*REQUIREMENT*
All lines in which the word "eksportchi" occurs are to be extracted.

====== RECORD SET

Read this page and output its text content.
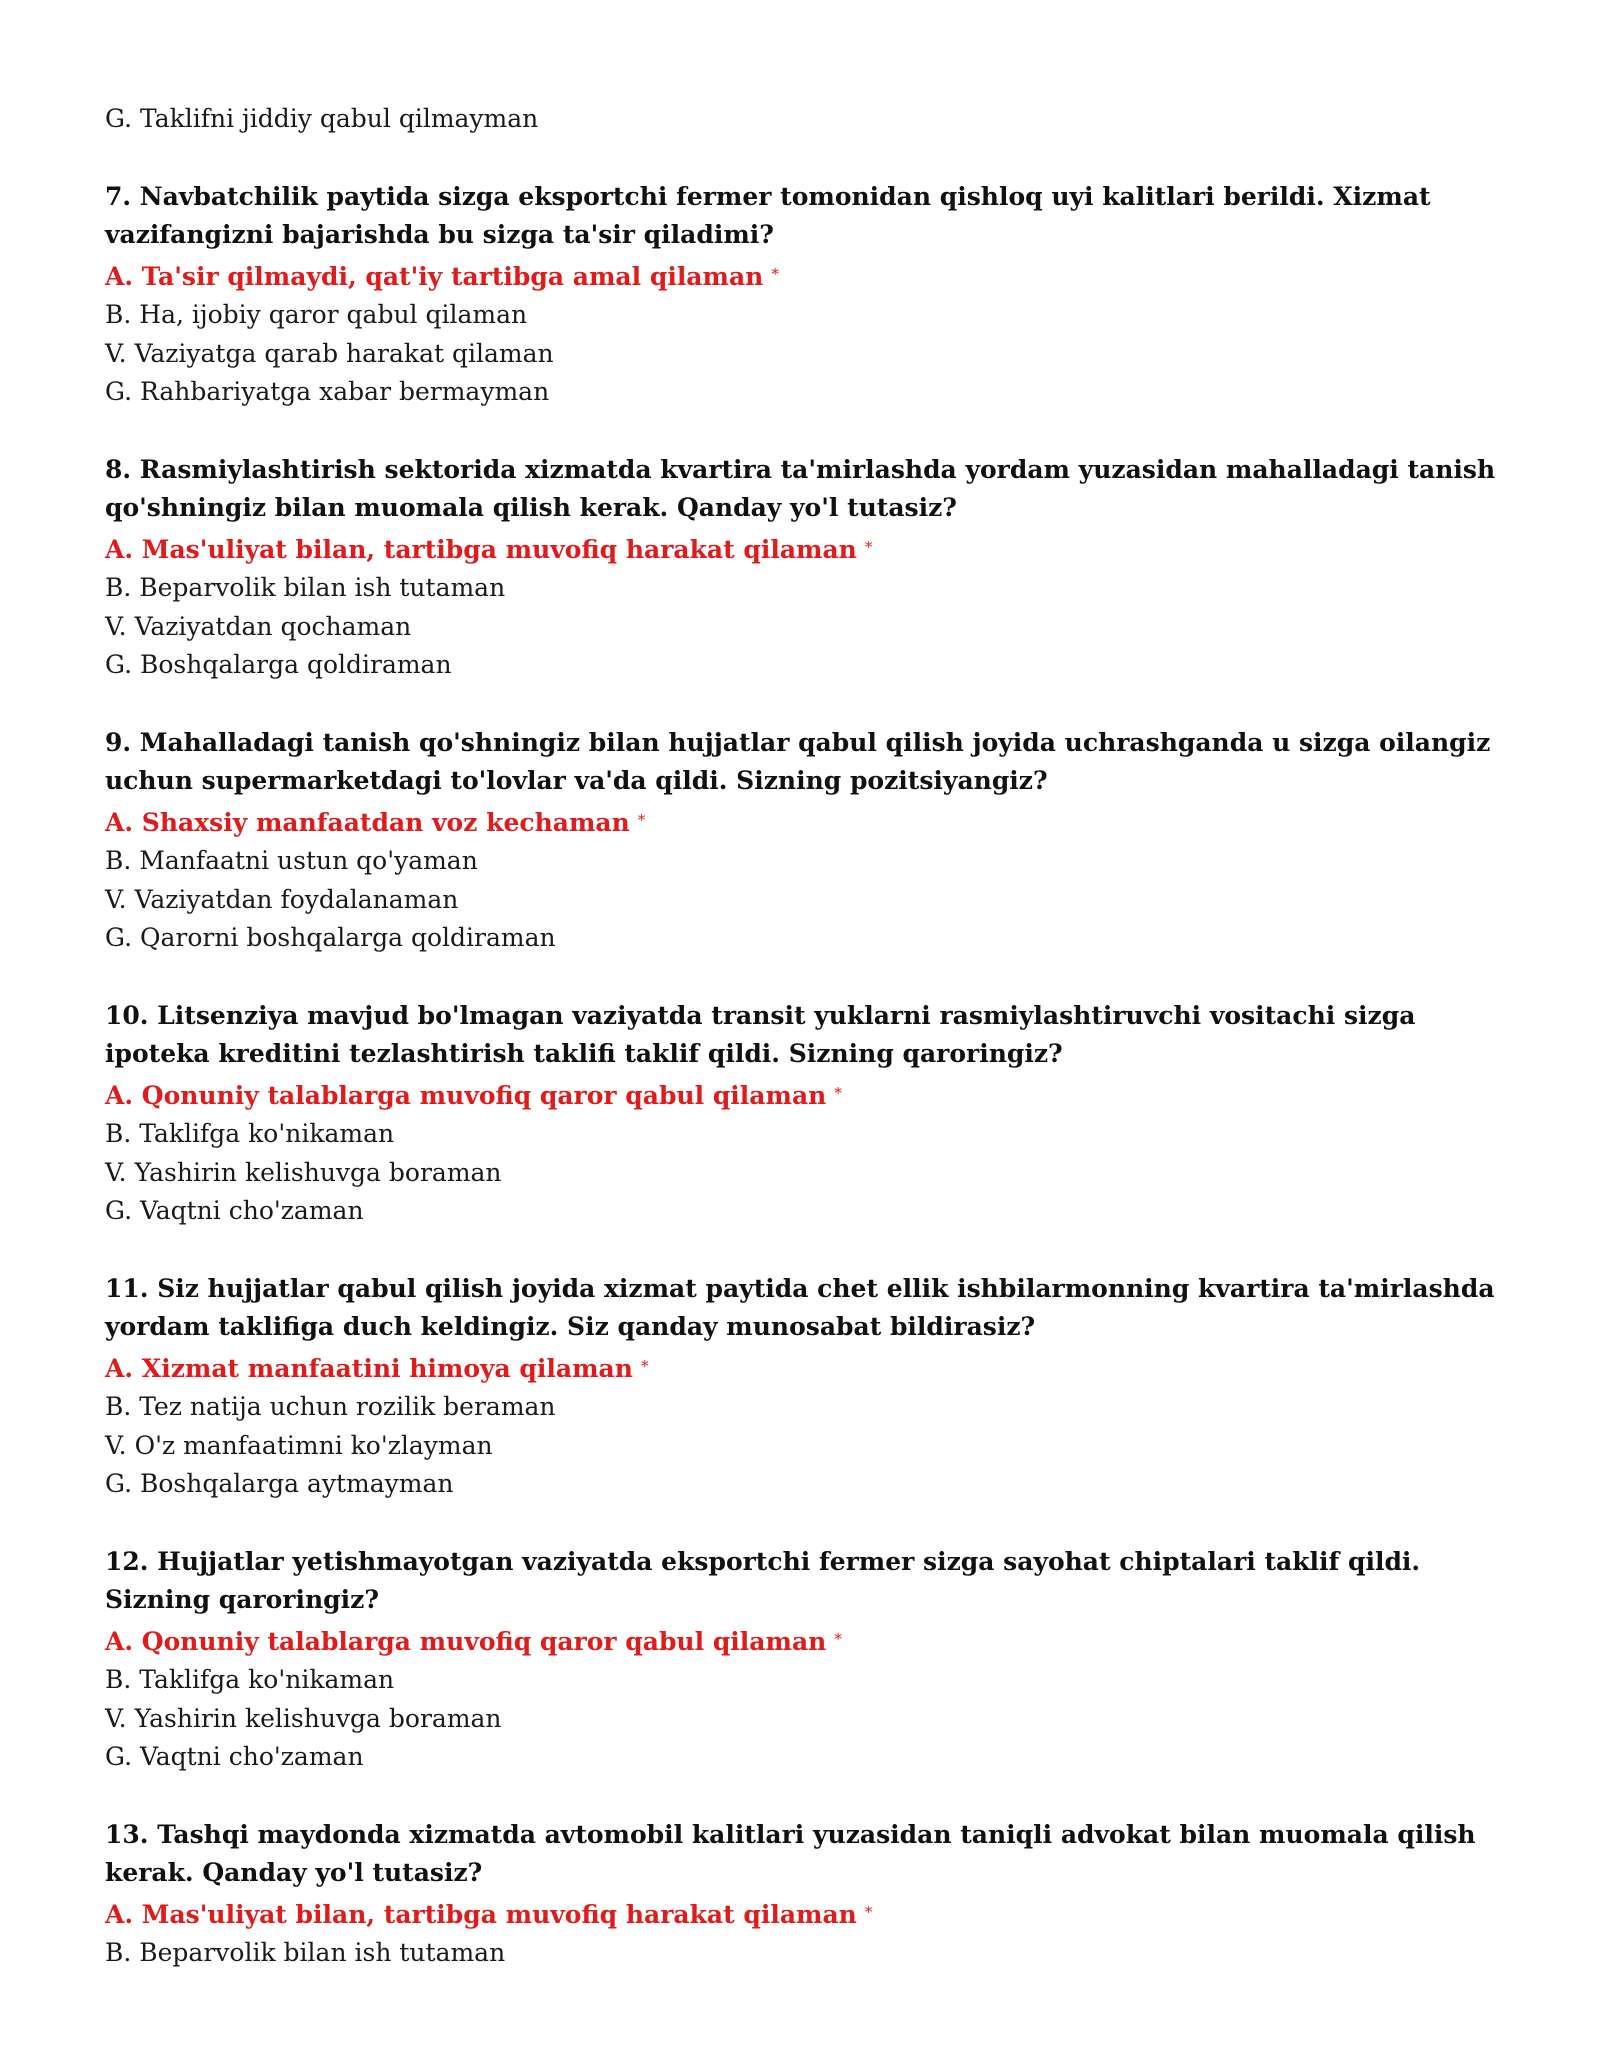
G. Taklifni jiddiy qabul qilmayman

7. Navbatchilik paytida sizga eksportchi fermer tomonidan qishloq uyi kalitlari berildi. Xizmat vazifangizni bajarishda bu sizga ta'sir qiladimi?

A. Ta'sir qilmaydi, qat'iy tartibga amal qilaman *

B. Ha, ijobiy qaror qabul qilaman

V. Vaziyatga qarab harakat qilaman

G. Rahbariyatga xabar bermayman

8. Rasmiylashtirish sektorida xizmatda kvartira ta'mirlashda yordam yuzasidan mahalladagi tanish qo'shningiz bilan muomala qilish kerak. Qanday yo'l tutasiz?

A. Mas'uliyat bilan, tartibga muvofiq harakat qilaman *

B. Beparvolik bilan ish tutaman

V. Vaziyatdan qochaman

G. Boshqalarga qoldiraman

9. Mahalladagi tanish qo'shningiz bilan hujjatlar qabul qilish joyida uchrashganda u sizga oilangiz uchun supermarketdagi to'lovlar va'da qildi. Sizning pozitsiyangiz?

A. Shaxsiy manfaatdan voz kechaman *

B. Manfaatni ustun qo'yaman

V. Vaziyatdan foydalanaman

G. Qarorni boshqalarga qoldiraman

10. Litsenziya mavjud bo'lmagan vaziyatda transit yuklarni rasmiylashtiruvchi vositachi sizga ipoteka kreditini tezlashtirish taklifi taklif qildi. Sizning qaroringiz?

A. Qonuniy talablarga muvofiq qaror qabul qilaman *

B. Taklifga ko'nikaman

V. Yashirin kelishuvga boraman

G. Vaqtni cho'zaman

11. Siz hujjatlar qabul qilish joyida xizmat paytida chet ellik ishbilarmonning kvartira ta'mirlashda yordam taklifiga duch keldingiz. Siz qanday munosabat bildirasiz?

A. Xizmat manfaatini himoya qilaman *

B. Tez natija uchun rozilik beraman

V. O'z manfaatimni ko'zlayman

G. Boshqalarga aytmayman

12. Hujjatlar yetishmayotgan vaziyatda eksportchi fermer sizga sayohat chiptalari taklif qildi. Sizning qaroringiz?

A. Qonuniy talablarga muvofiq qaror qabul qilaman *

B. Taklifga ko'nikaman

V. Yashirin kelishuvga boraman

G. Vaqtni cho'zaman

13. Tashqi maydonda xizmatda avtomobil kalitlari yuzasidan taniqli advokat bilan muomala qilish kerak. Qanday yo'l tutasiz?

A. Mas'uliyat bilan, tartibga muvofiq harakat qilaman *

B. Beparvolik bilan ish tutaman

============

*SOLUTION*
7. Navbatchilik paytida sizga eksportchi fermer tomonidan qishloq uyi kalitlari berildi. Xizmat vazifangizni bajarishda bu sizga ta'sir qiladimi?
12. Hujjatlar yetishmayotgan vaziyatda eksportchi fermer sizga sayohat chiptalari taklif qildi. Sizning qaroringiz?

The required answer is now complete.